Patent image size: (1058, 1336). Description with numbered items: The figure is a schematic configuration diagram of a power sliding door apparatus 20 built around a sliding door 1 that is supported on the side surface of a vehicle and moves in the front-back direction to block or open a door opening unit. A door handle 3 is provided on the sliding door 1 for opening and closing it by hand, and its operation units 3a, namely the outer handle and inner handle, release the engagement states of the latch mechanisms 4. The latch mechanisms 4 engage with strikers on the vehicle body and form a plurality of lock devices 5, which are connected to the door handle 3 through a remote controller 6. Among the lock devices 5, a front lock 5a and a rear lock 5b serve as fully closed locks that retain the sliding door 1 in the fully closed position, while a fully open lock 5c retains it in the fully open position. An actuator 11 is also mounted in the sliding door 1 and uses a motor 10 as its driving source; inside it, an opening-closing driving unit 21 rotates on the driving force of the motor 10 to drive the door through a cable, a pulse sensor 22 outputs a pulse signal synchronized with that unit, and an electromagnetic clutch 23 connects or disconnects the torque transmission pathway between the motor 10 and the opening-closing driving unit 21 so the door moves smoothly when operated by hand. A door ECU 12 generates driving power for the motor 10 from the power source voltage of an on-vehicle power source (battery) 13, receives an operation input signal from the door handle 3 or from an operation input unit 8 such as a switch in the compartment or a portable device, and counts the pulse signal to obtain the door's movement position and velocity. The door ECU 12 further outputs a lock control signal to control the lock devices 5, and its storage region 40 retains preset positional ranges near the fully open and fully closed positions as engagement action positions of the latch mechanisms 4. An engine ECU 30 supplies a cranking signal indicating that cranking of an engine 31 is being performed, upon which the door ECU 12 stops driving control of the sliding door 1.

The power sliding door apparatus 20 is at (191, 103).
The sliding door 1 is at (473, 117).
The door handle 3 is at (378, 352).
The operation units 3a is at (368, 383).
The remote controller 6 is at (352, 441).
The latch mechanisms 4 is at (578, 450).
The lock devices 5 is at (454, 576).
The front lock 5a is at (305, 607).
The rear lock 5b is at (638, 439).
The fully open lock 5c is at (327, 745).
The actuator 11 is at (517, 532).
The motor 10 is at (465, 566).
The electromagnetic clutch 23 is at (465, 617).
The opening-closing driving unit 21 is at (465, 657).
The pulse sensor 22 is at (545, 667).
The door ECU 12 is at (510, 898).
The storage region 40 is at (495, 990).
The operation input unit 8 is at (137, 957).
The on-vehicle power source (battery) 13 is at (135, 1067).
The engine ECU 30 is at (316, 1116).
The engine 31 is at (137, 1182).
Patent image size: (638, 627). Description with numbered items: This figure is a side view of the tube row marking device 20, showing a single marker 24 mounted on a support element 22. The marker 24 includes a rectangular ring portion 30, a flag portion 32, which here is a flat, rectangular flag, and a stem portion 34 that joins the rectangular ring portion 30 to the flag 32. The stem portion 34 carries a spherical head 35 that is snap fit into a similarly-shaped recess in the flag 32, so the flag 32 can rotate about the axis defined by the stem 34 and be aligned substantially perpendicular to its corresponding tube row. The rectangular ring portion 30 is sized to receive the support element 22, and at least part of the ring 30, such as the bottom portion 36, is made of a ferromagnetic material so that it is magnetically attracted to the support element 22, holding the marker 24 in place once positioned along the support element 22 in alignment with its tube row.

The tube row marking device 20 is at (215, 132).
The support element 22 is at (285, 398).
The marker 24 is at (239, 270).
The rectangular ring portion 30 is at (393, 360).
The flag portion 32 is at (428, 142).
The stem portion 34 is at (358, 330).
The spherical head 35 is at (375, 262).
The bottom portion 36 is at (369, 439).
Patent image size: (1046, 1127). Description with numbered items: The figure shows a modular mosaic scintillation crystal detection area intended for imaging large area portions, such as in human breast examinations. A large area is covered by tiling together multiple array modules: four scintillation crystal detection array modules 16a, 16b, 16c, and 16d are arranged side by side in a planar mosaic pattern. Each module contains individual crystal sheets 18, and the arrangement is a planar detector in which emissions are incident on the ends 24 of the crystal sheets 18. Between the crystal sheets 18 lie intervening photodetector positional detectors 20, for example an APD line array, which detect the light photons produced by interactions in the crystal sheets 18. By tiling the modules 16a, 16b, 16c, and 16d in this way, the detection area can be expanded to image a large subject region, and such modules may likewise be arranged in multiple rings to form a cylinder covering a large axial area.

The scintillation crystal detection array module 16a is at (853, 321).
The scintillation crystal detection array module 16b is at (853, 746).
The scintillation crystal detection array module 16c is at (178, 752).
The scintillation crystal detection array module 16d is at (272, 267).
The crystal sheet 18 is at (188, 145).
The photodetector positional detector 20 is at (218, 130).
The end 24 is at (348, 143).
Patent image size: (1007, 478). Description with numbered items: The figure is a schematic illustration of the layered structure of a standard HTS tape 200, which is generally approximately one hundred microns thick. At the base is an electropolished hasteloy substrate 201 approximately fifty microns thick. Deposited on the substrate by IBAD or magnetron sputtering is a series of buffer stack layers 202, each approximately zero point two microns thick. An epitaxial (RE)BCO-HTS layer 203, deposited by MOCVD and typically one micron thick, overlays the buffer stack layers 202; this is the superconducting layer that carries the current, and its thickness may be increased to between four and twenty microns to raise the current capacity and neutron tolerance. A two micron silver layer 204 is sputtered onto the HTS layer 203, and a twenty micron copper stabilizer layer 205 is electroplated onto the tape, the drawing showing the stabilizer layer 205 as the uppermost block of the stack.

****************

Requirement: Please copy out the records above, substituting "Drawing dimensions" for each occurrence of "Patent image size" and leaving everything else unchanged.

Solution:
Drawing dimensions: (1058, 1336). Description with numbered items: The figure is a schematic configuration diagram of a power sliding door apparatus 20 built around a sliding door 1 that is supported on the side surface of a vehicle and moves in the front-back direction to block or open a door opening unit. A door handle 3 is provided on the sliding door 1 for opening and closing it by hand, and its operation units 3a, namely the outer handle and inner handle, release the engagement states of the latch mechanisms 4. The latch mechanisms 4 engage with strikers on the vehicle body and form a plurality of lock devices 5, which are connected to the door handle 3 through a remote controller 6. Among the lock devices 5, a front lock 5a and a rear lock 5b serve as fully closed locks that retain the sliding door 1 in the fully closed position, while a fully open lock 5c retains it in the fully open position. An actuator 11 is also mounted in the sliding door 1 and uses a motor 10 as its driving source; inside it, an opening-closing driving unit 21 rotates on the driving force of the motor 10 to drive the door through a cable, a pulse sensor 22 outputs a pulse signal synchronized with that unit, and an electromagnetic clutch 23 connects or disconnects the torque transmission pathway between the motor 10 and the opening-closing driving unit 21 so the door moves smoothly when operated by hand. A door ECU 12 generates driving power for the motor 10 from the power source voltage of an on-vehicle power source (battery) 13, receives an operation input signal from the door handle 3 or from an operation input unit 8 such as a switch in the compartment or a portable device, and counts the pulse signal to obtain the door's movement position and velocity. The door ECU 12 further outputs a lock control signal to control the lock devices 5, and its storage region 40 retains preset positional ranges near the fully open and fully closed positions as engagement action positions of the latch mechanisms 4. An engine ECU 30 supplies a cranking signal indicating that cranking of an engine 31 is being performed, upon which the door ECU 12 stops driving control of the sliding door 1.

The power sliding door apparatus 20 is at (191, 103).
The sliding door 1 is at (473, 117).
The door handle 3 is at (378, 352).
The operation units 3a is at (368, 383).
The remote controller 6 is at (352, 441).
The latch mechanisms 4 is at (578, 450).
The lock devices 5 is at (454, 576).
The front lock 5a is at (305, 607).
The rear lock 5b is at (638, 439).
The fully open lock 5c is at (327, 745).
The actuator 11 is at (517, 532).
The motor 10 is at (465, 566).
The electromagnetic clutch 23 is at (465, 617).
The opening-closing driving unit 21 is at (465, 657).
The pulse sensor 22 is at (545, 667).
The door ECU 12 is at (510, 898).
The storage region 40 is at (495, 990).
The operation input unit 8 is at (137, 957).
The on-vehicle power source (battery) 13 is at (135, 1067).
The engine ECU 30 is at (316, 1116).
The engine 31 is at (137, 1182).
Drawing dimensions: (638, 627). Description with numbered items: This figure is a side view of the tube row marking device 20, showing a single marker 24 mounted on a support element 22. The marker 24 includes a rectangular ring portion 30, a flag portion 32, which here is a flat, rectangular flag, and a stem portion 34 that joins the rectangular ring portion 30 to the flag 32. The stem portion 34 carries a spherical head 35 that is snap fit into a similarly-shaped recess in the flag 32, so the flag 32 can rotate about the axis defined by the stem 34 and be aligned substantially perpendicular to its corresponding tube row. The rectangular ring portion 30 is sized to receive the support element 22, and at least part of the ring 30, such as the bottom portion 36, is made of a ferromagnetic material so that it is magnetically attracted to the support element 22, holding the marker 24 in place once positioned along the support element 22 in alignment with its tube row.

The tube row marking device 20 is at (215, 132).
The support element 22 is at (285, 398).
The marker 24 is at (239, 270).
The rectangular ring portion 30 is at (393, 360).
The flag portion 32 is at (428, 142).
The stem portion 34 is at (358, 330).
The spherical head 35 is at (375, 262).
The bottom portion 36 is at (369, 439).
Drawing dimensions: (1046, 1127). Description with numbered items: The figure shows a modular mosaic scintillation crystal detection area intended for imaging large area portions, such as in human breast examinations. A large area is covered by tiling together multiple array modules: four scintillation crystal detection array modules 16a, 16b, 16c, and 16d are arranged side by side in a planar mosaic pattern. Each module contains individual crystal sheets 18, and the arrangement is a planar detector in which emissions are incident on the ends 24 of the crystal sheets 18. Between the crystal sheets 18 lie intervening photodetector positional detectors 20, for example an APD line array, which detect the light photons produced by interactions in the crystal sheets 18. By tiling the modules 16a, 16b, 16c, and 16d in this way, the detection area can be expanded to image a large subject region, and such modules may likewise be arranged in multiple rings to form a cylinder covering a large axial area.

The scintillation crystal detection array module 16a is at (853, 321).
The scintillation crystal detection array module 16b is at (853, 746).
The scintillation crystal detection array module 16c is at (178, 752).
The scintillation crystal detection array module 16d is at (272, 267).
The crystal sheet 18 is at (188, 145).
The photodetector positional detector 20 is at (218, 130).
The end 24 is at (348, 143).
Drawing dimensions: (1007, 478). Description with numbered items: The figure is a schematic illustration of the layered structure of a standard HTS tape 200, which is generally approximately one hundred microns thick. At the base is an electropolished hasteloy substrate 201 approximately fifty microns thick. Deposited on the substrate by IBAD or magnetron sputtering is a series of buffer stack layers 202, each approximately zero point two microns thick. An epitaxial (RE)BCO-HTS layer 203, deposited by MOCVD and typically one micron thick, overlays the buffer stack layers 202; this is the superconducting layer that carries the current, and its thickness may be increased to between four and twenty microns to raise the current capacity and neutron tolerance. A two micron silver layer 204 is sputtered onto the HTS layer 203, and a twenty micron copper stabilizer layer 205 is electroplated onto the tape, the drawing showing the stabilizer layer 205 as the uppermost block of the stack.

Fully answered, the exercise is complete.